## Set task:
Only the number is wanted: count the lines in the data with "this" in them.
▬▬▬▬▬▬
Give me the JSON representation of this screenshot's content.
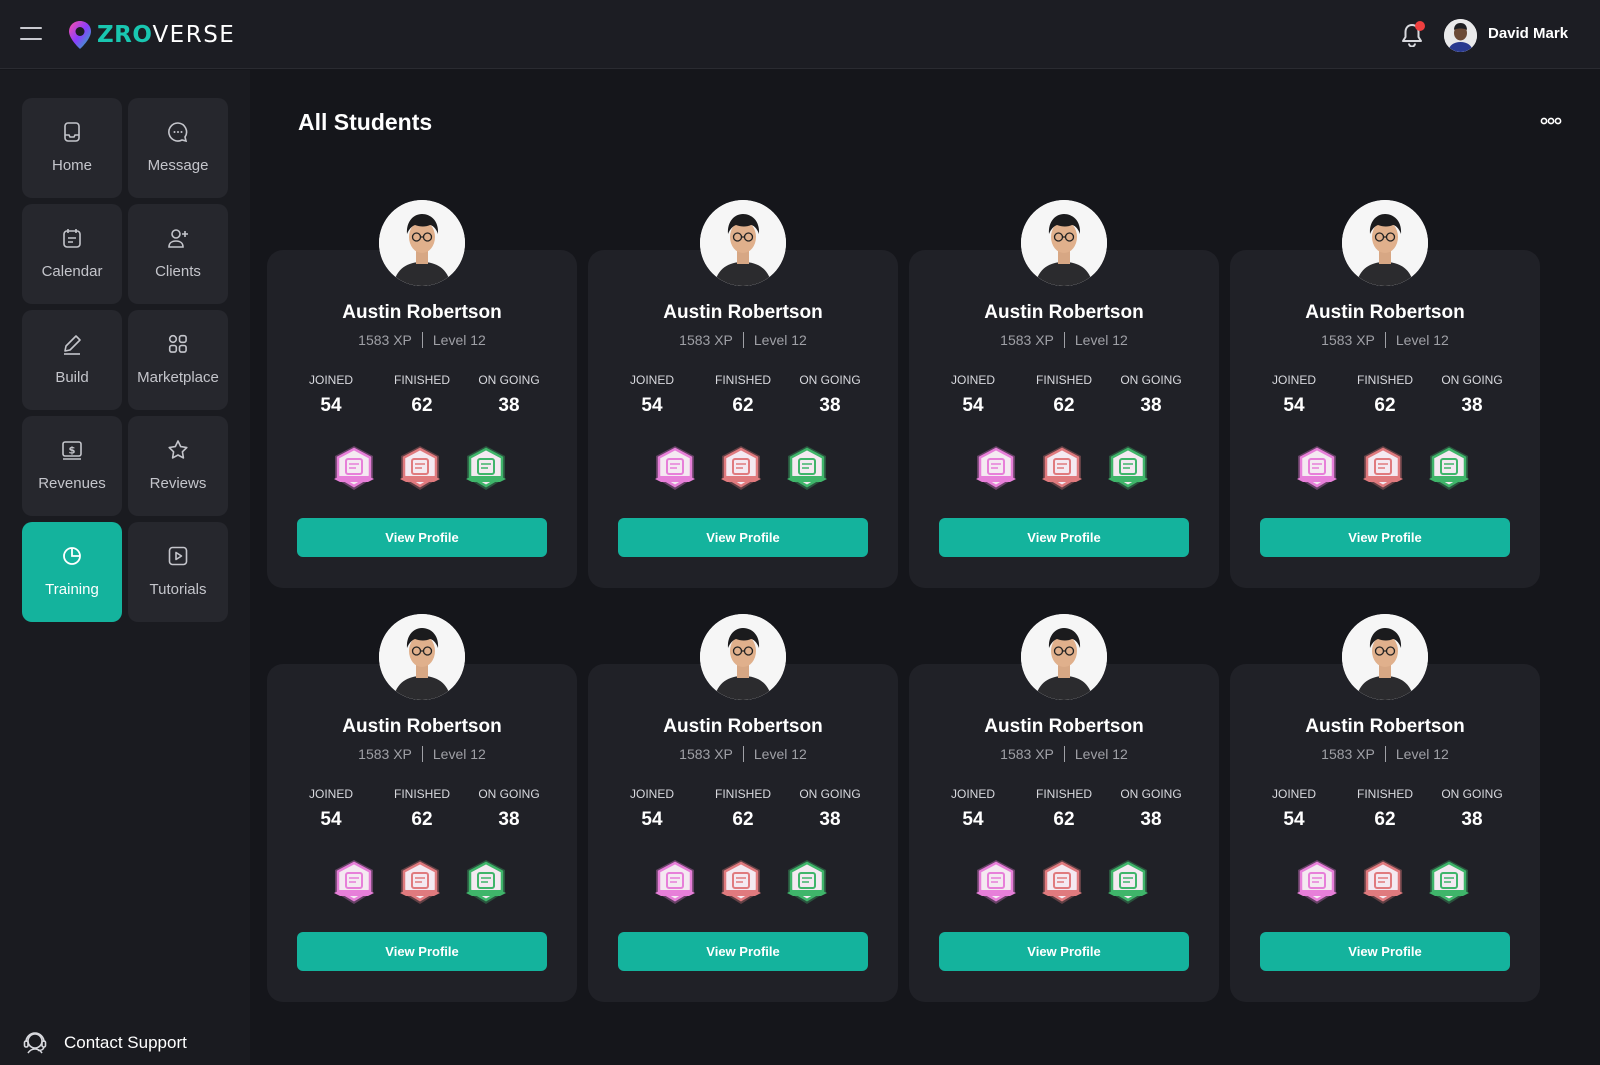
{
  "app": {
    "logo_zro": "ZRO",
    "logo_verse": "VERSE"
  },
  "user": {
    "name": "David Mark"
  },
  "sidebar": {
    "items": [
      {
        "label": "Home",
        "icon": "home-icon",
        "active": false
      },
      {
        "label": "Message",
        "icon": "message-icon",
        "active": false
      },
      {
        "label": "Calendar",
        "icon": "calendar-icon",
        "active": false
      },
      {
        "label": "Clients",
        "icon": "add-user-icon",
        "active": false
      },
      {
        "label": "Build",
        "icon": "pencil-icon",
        "active": false
      },
      {
        "label": "Marketplace",
        "icon": "grid-icon",
        "active": false
      },
      {
        "label": "Revenues",
        "icon": "dollar-icon",
        "active": false
      },
      {
        "label": "Reviews",
        "icon": "star-icon",
        "active": false
      },
      {
        "label": "Training",
        "icon": "pie-chart-icon",
        "active": true
      },
      {
        "label": "Tutorials",
        "icon": "play-icon",
        "active": false
      }
    ],
    "support_label": "Contact Support"
  },
  "main": {
    "title": "All Students",
    "stat_labels": {
      "joined": "JOINED",
      "finished": "FINISHED",
      "ongoing": "ON GOING"
    },
    "button_label": "View Profile",
    "students": [
      {
        "name": "Austin Robertson",
        "xp": "1583 XP",
        "level": "Level 12",
        "joined": "54",
        "finished": "62",
        "ongoing": "38"
      },
      {
        "name": "Austin Robertson",
        "xp": "1583 XP",
        "level": "Level 12",
        "joined": "54",
        "finished": "62",
        "ongoing": "38"
      },
      {
        "name": "Austin Robertson",
        "xp": "1583 XP",
        "level": "Level 12",
        "joined": "54",
        "finished": "62",
        "ongoing": "38"
      },
      {
        "name": "Austin Robertson",
        "xp": "1583 XP",
        "level": "Level 12",
        "joined": "54",
        "finished": "62",
        "ongoing": "38"
      },
      {
        "name": "Austin Robertson",
        "xp": "1583 XP",
        "level": "Level 12",
        "joined": "54",
        "finished": "62",
        "ongoing": "38"
      },
      {
        "name": "Austin Robertson",
        "xp": "1583 XP",
        "level": "Level 12",
        "joined": "54",
        "finished": "62",
        "ongoing": "38"
      },
      {
        "name": "Austin Robertson",
        "xp": "1583 XP",
        "level": "Level 12",
        "joined": "54",
        "finished": "62",
        "ongoing": "38"
      },
      {
        "name": "Austin Robertson",
        "xp": "1583 XP",
        "level": "Level 12",
        "joined": "54",
        "finished": "62",
        "ongoing": "38"
      }
    ],
    "badges": [
      {
        "icon": "qr-badge-icon",
        "color": "#e77fd9"
      },
      {
        "icon": "writing-badge-icon",
        "color": "#e07a7e"
      },
      {
        "icon": "testing-badge-icon",
        "color": "#3fb56a"
      }
    ]
  },
  "colors": {
    "accent": "#14b39d",
    "background": "#15161b",
    "card": "#202127",
    "notification": "#ef3f3f"
  }
}
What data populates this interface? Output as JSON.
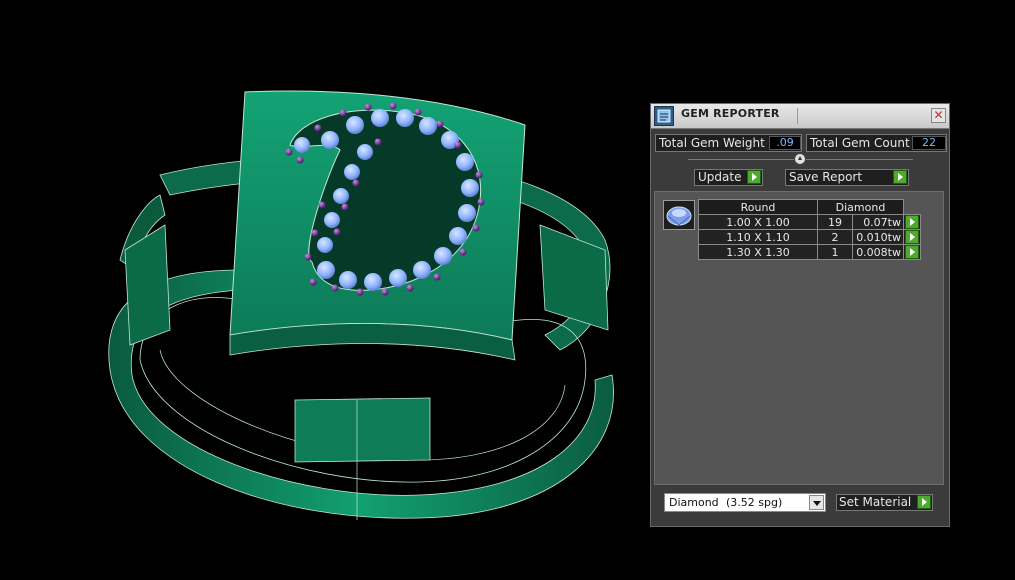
{
  "window": {
    "title": "GEM REPORTER",
    "close": "✕"
  },
  "stats": {
    "total_weight_label": "Total Gem Weight",
    "total_weight_value": ".09",
    "total_count_label": "Total Gem Count",
    "total_count_value": "22"
  },
  "buttons": {
    "update": "Update",
    "save_report": "Save Report",
    "set_material": "Set Material"
  },
  "table": {
    "shape_header": "Round",
    "material_header": "Diamond",
    "rows": [
      {
        "size": "1.00 X 1.00",
        "count": "19",
        "weight": "0.07tw"
      },
      {
        "size": "1.10 X 1.10",
        "count": "2",
        "weight": "0.010tw"
      },
      {
        "size": "1.30 X 1.30",
        "count": "1",
        "weight": "0.008tw"
      }
    ]
  },
  "material_select": {
    "name": "Diamond",
    "spg": "(3.52 spg)"
  },
  "colors": {
    "ring": "#0f7a55",
    "gem": "#8fb4ff",
    "bead": "#6a2a8c",
    "go_button": "#4caa2c"
  }
}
▬▬▬▬▬▬
## Response:
2